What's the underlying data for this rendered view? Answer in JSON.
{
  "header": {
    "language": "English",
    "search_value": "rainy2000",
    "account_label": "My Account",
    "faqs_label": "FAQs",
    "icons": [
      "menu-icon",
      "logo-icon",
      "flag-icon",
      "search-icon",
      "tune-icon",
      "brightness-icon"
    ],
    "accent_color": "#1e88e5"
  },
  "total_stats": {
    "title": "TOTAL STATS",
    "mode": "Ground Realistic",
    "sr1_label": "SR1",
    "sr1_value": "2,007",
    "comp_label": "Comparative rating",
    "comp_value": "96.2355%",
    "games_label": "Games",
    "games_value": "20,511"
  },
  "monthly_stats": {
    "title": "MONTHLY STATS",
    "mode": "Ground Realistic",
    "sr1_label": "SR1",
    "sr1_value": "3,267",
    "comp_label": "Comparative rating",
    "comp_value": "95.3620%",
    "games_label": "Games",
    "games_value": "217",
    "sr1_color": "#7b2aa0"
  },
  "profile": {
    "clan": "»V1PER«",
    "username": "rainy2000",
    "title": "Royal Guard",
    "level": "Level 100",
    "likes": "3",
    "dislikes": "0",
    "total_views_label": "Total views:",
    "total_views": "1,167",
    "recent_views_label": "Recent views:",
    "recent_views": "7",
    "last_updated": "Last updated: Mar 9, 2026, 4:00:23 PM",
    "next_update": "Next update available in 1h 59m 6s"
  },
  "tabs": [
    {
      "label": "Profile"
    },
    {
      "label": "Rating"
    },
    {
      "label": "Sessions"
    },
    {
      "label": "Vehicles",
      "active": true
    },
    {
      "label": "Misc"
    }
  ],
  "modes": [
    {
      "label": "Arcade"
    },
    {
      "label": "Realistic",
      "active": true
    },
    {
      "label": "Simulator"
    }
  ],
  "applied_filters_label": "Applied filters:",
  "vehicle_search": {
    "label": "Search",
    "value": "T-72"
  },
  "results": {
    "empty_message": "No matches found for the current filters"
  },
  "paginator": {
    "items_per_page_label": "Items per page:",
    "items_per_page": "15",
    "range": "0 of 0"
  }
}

● ● ●

◆ **INSTRUCTIONS FOR THE TASK**
Repeat the records above exactly, leaving none out.

◆ **ANSWER**
What's the underlying data for this rendered view? Answer in JSON.
{
  "header": {
    "language": "English",
    "search_value": "rainy2000",
    "account_label": "My Account",
    "faqs_label": "FAQs",
    "icons": [
      "menu-icon",
      "logo-icon",
      "flag-icon",
      "search-icon",
      "tune-icon",
      "brightness-icon"
    ],
    "accent_color": "#1e88e5"
  },
  "total_stats": {
    "title": "TOTAL STATS",
    "mode": "Ground Realistic",
    "sr1_label": "SR1",
    "sr1_value": "2,007",
    "comp_label": "Comparative rating",
    "comp_value": "96.2355%",
    "games_label": "Games",
    "games_value": "20,511"
  },
  "monthly_stats": {
    "title": "MONTHLY STATS",
    "mode": "Ground Realistic",
    "sr1_label": "SR1",
    "sr1_value": "3,267",
    "comp_label": "Comparative rating",
    "comp_value": "95.3620%",
    "games_label": "Games",
    "games_value": "217",
    "sr1_color": "#7b2aa0"
  },
  "profile": {
    "clan": "»V1PER«",
    "username": "rainy2000",
    "title": "Royal Guard",
    "level": "Level 100",
    "likes": "3",
    "dislikes": "0",
    "total_views_label": "Total views:",
    "total_views": "1,167",
    "recent_views_label": "Recent views:",
    "recent_views": "7",
    "last_updated": "Last updated: Mar 9, 2026, 4:00:23 PM",
    "next_update": "Next update available in 1h 59m 6s"
  },
  "tabs": [
    {
      "label": "Profile"
    },
    {
      "label": "Rating"
    },
    {
      "label": "Sessions"
    },
    {
      "label": "Vehicles",
      "active": true
    },
    {
      "label": "Misc"
    }
  ],
  "modes": [
    {
      "label": "Arcade"
    },
    {
      "label": "Realistic",
      "active": true
    },
    {
      "label": "Simulator"
    }
  ],
  "applied_filters_label": "Applied filters:",
  "vehicle_search": {
    "label": "Search",
    "value": "T-72"
  },
  "results": {
    "empty_message": "No matches found for the current filters"
  },
  "paginator": {
    "items_per_page_label": "Items per page:",
    "items_per_page": "15",
    "range": "0 of 0"
  }
}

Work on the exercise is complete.